Start of DATA SUPPLIED
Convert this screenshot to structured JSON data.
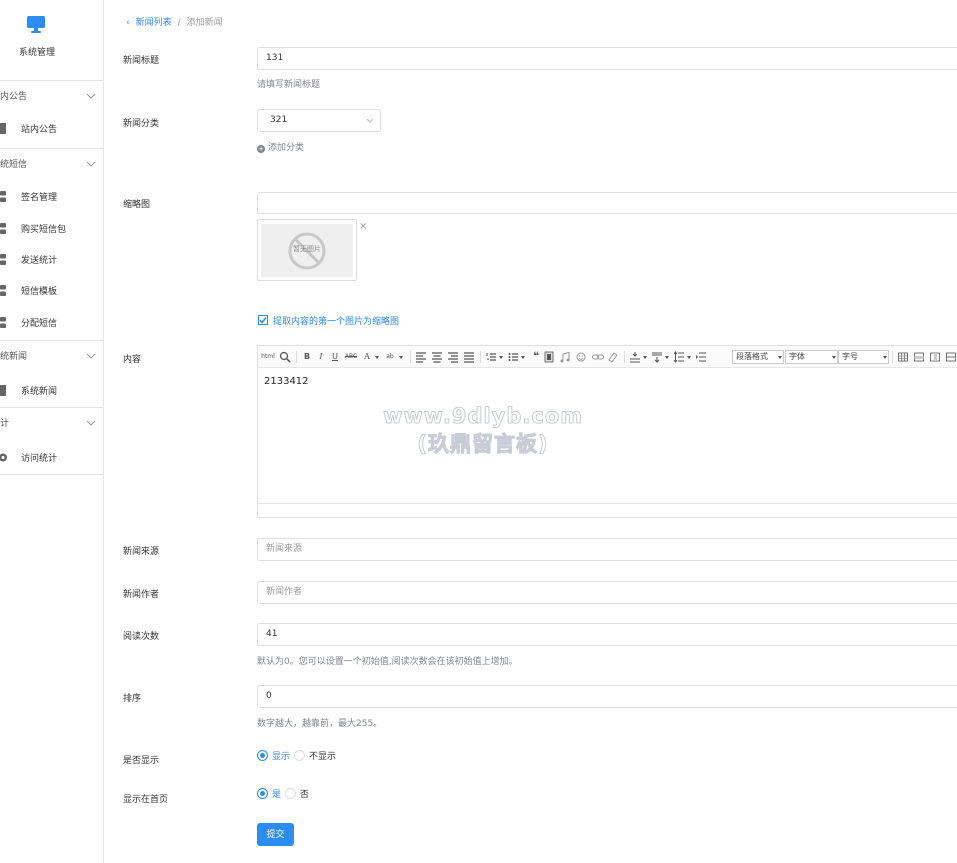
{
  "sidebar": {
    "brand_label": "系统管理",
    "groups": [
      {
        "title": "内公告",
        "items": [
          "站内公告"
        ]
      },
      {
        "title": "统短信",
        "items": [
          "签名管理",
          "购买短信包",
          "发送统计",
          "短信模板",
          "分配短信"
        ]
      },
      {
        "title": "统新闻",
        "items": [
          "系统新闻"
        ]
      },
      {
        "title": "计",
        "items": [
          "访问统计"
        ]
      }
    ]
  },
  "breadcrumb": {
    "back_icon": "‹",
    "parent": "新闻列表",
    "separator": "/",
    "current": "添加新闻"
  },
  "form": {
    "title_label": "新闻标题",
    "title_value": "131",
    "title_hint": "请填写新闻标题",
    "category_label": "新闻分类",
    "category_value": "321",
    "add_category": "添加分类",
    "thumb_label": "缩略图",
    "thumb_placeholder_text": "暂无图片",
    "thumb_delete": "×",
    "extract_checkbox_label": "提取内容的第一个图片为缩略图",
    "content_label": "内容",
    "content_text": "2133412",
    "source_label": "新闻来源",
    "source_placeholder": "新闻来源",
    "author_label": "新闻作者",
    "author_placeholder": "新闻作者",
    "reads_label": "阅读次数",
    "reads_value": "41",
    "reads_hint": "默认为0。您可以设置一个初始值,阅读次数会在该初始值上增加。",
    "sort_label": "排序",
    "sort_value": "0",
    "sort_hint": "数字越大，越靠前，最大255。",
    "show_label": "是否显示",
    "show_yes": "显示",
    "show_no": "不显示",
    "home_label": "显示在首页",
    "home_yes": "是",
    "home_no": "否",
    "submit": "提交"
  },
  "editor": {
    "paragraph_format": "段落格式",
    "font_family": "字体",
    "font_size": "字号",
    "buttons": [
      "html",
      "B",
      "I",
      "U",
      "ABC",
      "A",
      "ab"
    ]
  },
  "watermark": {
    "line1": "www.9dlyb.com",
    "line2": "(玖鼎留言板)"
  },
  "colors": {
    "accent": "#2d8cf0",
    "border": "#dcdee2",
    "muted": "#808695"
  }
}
End of DATA SUPPLIED
Repeat all of the entries word for word, but omit the pictures.

Convert this screenshot to structured JSON data.
{
  "sidebar": {
    "brand_label": "系统管理",
    "groups": [
      {
        "title": "内公告",
        "items": [
          "站内公告"
        ]
      },
      {
        "title": "统短信",
        "items": [
          "签名管理",
          "购买短信包",
          "发送统计",
          "短信模板",
          "分配短信"
        ]
      },
      {
        "title": "统新闻",
        "items": [
          "系统新闻"
        ]
      },
      {
        "title": "计",
        "items": [
          "访问统计"
        ]
      }
    ]
  },
  "breadcrumb": {
    "back_icon": "‹",
    "parent": "新闻列表",
    "separator": "/",
    "current": "添加新闻"
  },
  "form": {
    "title_label": "新闻标题",
    "title_value": "131",
    "title_hint": "请填写新闻标题",
    "category_label": "新闻分类",
    "category_value": "321",
    "add_category": "添加分类",
    "thumb_label": "缩略图",
    "thumb_placeholder_text": "暂无图片",
    "thumb_delete": "×",
    "extract_checkbox_label": "提取内容的第一个图片为缩略图",
    "content_label": "内容",
    "content_text": "2133412",
    "source_label": "新闻来源",
    "source_placeholder": "新闻来源",
    "author_label": "新闻作者",
    "author_placeholder": "新闻作者",
    "reads_label": "阅读次数",
    "reads_value": "41",
    "reads_hint": "默认为0。您可以设置一个初始值,阅读次数会在该初始值上增加。",
    "sort_label": "排序",
    "sort_value": "0",
    "sort_hint": "数字越大，越靠前，最大255。",
    "show_label": "是否显示",
    "show_yes": "显示",
    "show_no": "不显示",
    "home_label": "显示在首页",
    "home_yes": "是",
    "home_no": "否",
    "submit": "提交"
  },
  "editor": {
    "paragraph_format": "段落格式",
    "font_family": "字体",
    "font_size": "字号",
    "buttons": [
      "html",
      "B",
      "I",
      "U",
      "ABC",
      "A",
      "ab"
    ]
  },
  "watermark": {
    "line1": "www.9dlyb.com",
    "line2": "(玖鼎留言板)"
  },
  "colors": {
    "accent": "#2d8cf0",
    "border": "#dcdee2",
    "muted": "#808695"
  }
}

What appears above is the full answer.